▶ [Stored records]

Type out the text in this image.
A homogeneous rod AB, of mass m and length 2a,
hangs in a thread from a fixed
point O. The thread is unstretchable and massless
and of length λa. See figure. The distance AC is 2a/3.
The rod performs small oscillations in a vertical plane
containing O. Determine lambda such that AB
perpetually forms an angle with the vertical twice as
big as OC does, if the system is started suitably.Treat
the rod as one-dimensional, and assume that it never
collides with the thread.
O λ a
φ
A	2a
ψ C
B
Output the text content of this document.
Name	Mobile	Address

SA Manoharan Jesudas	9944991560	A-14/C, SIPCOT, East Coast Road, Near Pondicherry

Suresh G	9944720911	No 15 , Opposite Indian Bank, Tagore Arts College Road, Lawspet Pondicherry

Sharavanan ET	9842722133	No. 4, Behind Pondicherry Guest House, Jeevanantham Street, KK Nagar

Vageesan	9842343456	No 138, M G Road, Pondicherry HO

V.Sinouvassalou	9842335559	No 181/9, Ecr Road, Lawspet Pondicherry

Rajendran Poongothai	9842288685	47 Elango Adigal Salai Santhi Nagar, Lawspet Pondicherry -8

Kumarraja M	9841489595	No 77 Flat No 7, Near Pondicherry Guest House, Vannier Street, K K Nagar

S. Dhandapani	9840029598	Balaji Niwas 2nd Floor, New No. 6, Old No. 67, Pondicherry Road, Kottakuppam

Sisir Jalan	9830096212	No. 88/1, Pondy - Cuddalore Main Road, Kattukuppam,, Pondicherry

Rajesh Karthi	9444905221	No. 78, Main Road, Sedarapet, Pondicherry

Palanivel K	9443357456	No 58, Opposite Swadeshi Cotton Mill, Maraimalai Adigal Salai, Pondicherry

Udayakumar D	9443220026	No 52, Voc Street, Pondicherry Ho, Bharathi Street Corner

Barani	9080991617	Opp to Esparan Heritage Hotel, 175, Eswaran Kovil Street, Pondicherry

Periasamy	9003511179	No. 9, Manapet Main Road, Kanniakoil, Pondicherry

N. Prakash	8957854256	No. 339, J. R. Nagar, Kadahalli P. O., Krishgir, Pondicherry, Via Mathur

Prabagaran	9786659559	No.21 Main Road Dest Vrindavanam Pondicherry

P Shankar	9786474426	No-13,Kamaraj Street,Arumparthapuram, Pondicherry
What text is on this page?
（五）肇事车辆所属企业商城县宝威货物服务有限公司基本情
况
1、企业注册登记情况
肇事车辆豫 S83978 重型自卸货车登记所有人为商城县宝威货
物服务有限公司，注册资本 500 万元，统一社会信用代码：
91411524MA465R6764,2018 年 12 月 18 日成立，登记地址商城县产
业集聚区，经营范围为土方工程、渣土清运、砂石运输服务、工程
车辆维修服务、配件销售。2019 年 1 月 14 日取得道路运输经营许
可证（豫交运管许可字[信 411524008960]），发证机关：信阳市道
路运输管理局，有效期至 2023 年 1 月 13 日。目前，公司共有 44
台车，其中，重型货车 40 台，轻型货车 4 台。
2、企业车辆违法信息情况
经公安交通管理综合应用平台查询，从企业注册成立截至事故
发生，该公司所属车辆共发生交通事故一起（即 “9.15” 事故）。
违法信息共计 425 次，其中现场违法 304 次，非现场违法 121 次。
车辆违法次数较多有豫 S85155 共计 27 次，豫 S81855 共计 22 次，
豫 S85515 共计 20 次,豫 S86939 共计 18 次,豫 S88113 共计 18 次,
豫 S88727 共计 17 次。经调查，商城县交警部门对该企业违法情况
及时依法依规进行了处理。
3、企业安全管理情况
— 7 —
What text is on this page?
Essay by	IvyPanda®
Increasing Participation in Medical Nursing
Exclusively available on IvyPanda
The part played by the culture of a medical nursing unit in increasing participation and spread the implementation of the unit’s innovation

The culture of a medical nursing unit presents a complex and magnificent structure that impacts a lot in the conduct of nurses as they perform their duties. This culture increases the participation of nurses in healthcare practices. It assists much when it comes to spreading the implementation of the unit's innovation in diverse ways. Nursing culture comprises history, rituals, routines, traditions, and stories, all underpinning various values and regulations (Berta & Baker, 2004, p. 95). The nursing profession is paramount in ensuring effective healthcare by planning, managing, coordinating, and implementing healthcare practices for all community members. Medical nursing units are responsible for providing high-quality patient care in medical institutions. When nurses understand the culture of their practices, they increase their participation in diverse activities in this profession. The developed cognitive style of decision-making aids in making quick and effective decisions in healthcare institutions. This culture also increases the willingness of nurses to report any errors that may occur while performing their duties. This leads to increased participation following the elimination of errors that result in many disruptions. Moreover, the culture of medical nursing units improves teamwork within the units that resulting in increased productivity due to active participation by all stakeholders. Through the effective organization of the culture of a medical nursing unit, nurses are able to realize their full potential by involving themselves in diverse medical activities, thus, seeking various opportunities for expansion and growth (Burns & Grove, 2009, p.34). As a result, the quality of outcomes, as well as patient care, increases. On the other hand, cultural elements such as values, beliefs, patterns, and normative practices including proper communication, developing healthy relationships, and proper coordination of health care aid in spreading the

▶ [Directions for this task] Print the entries exactly. Include every one.

▶ [Response to the exercise]
Type out the text in this image.
A homogeneous rod AB, of mass m and length 2a,
hangs in a thread from a fixed
point O. The thread is unstretchable and massless
and of length λa. See figure. The distance AC is 2a/3.
The rod performs small oscillations in a vertical plane
containing O. Determine lambda such that AB
perpetually forms an angle with the vertical twice as
big as OC does, if the system is started suitably.Treat
the rod as one-dimensional, and assume that it never
collides with the thread.
O λ a
φ
A	2a
ψ C
B
Output the text content of this document.
Name	Mobile	Address

SA Manoharan Jesudas	9944991560	A-14/C, SIPCOT, East Coast Road, Near Pondicherry

Suresh G	9944720911	No 15 , Opposite Indian Bank, Tagore Arts College Road, Lawspet Pondicherry

Sharavanan ET	9842722133	No. 4, Behind Pondicherry Guest House, Jeevanantham Street, KK Nagar

Vageesan	9842343456	No 138, M G Road, Pondicherry HO

V.Sinouvassalou	9842335559	No 181/9, Ecr Road, Lawspet Pondicherry

Rajendran Poongothai	9842288685	47 Elango Adigal Salai Santhi Nagar, Lawspet Pondicherry -8

Kumarraja M	9841489595	No 77 Flat No 7, Near Pondicherry Guest House, Vannier Street, K K Nagar

S. Dhandapani	9840029598	Balaji Niwas 2nd Floor, New No. 6, Old No. 67, Pondicherry Road, Kottakuppam

Sisir Jalan	9830096212	No. 88/1, Pondy - Cuddalore Main Road, Kattukuppam,, Pondicherry

Rajesh Karthi	9444905221	No. 78, Main Road, Sedarapet, Pondicherry

Palanivel K	9443357456	No 58, Opposite Swadeshi Cotton Mill, Maraimalai Adigal Salai, Pondicherry

Udayakumar D	9443220026	No 52, Voc Street, Pondicherry Ho, Bharathi Street Corner

Barani	9080991617	Opp to Esparan Heritage Hotel, 175, Eswaran Kovil Street, Pondicherry

Periasamy	9003511179	No. 9, Manapet Main Road, Kanniakoil, Pondicherry

N. Prakash	8957854256	No. 339, J. R. Nagar, Kadahalli P. O., Krishgir, Pondicherry, Via Mathur

Prabagaran	9786659559	No.21 Main Road Dest Vrindavanam Pondicherry

P Shankar	9786474426	No-13,Kamaraj Street,Arumparthapuram, Pondicherry
What text is on this page?
（五）肇事车辆所属企业商城县宝威货物服务有限公司基本情
况
1、企业注册登记情况
肇事车辆豫 S83978 重型自卸货车登记所有人为商城县宝威货
物服务有限公司，注册资本 500 万元，统一社会信用代码：
91411524MA465R6764,2018 年 12 月 18 日成立，登记地址商城县产
业集聚区，经营范围为土方工程、渣土清运、砂石运输服务、工程
车辆维修服务、配件销售。2019 年 1 月 14 日取得道路运输经营许
可证（豫交运管许可字[信 411524008960]），发证机关：信阳市道
路运输管理局，有效期至 2023 年 1 月 13 日。目前，公司共有 44
台车，其中，重型货车 40 台，轻型货车 4 台。
2、企业车辆违法信息情况
经公安交通管理综合应用平台查询，从企业注册成立截至事故
发生，该公司所属车辆共发生交通事故一起（即 “9.15” 事故）。
违法信息共计 425 次，其中现场违法 304 次，非现场违法 121 次。
车辆违法次数较多有豫 S85155 共计 27 次，豫 S81855 共计 22 次，
豫 S85515 共计 20 次,豫 S86939 共计 18 次,豫 S88113 共计 18 次,
豫 S88727 共计 17 次。经调查，商城县交警部门对该企业违法情况
及时依法依规进行了处理。
3、企业安全管理情况
— 7 —
What text is on this page?
Essay by	IvyPanda®
Increasing Participation in Medical Nursing
Exclusively available on IvyPanda
The part played by the culture of a medical nursing unit in increasing participation and spread the implementation of the unit’s innovation

The culture of a medical nursing unit presents a complex and magnificent structure that impacts a lot in the conduct of nurses as they perform their duties. This culture increases the participation of nurses in healthcare practices. It assists much when it comes to spreading the implementation of the unit's innovation in diverse ways. Nursing culture comprises history, rituals, routines, traditions, and stories, all underpinning various values and regulations (Berta & Baker, 2004, p. 95). The nursing profession is paramount in ensuring effective healthcare by planning, managing, coordinating, and implementing healthcare practices for all community members. Medical nursing units are responsible for providing high-quality patient care in medical institutions. When nurses understand the culture of their practices, they increase their participation in diverse activities in this profession. The developed cognitive style of decision-making aids in making quick and effective decisions in healthcare institutions. This culture also increases the willingness of nurses to report any errors that may occur while performing their duties. This leads to increased participation following the elimination of errors that result in many disruptions. Moreover, the culture of medical nursing units improves teamwork within the units that resulting in increased productivity due to active participation by all stakeholders. Through the effective organization of the culture of a medical nursing unit, nurses are able to realize their full potential by involving themselves in diverse medical activities, thus, seeking various opportunities for expansion and growth (Burns & Grove, 2009, p.34). As a result, the quality of outcomes, as well as patient care, increases. On the other hand, cultural elements such as values, beliefs, patterns, and normative practices including proper communication, developing healthy relationships, and proper coordination of health care aid in spreading the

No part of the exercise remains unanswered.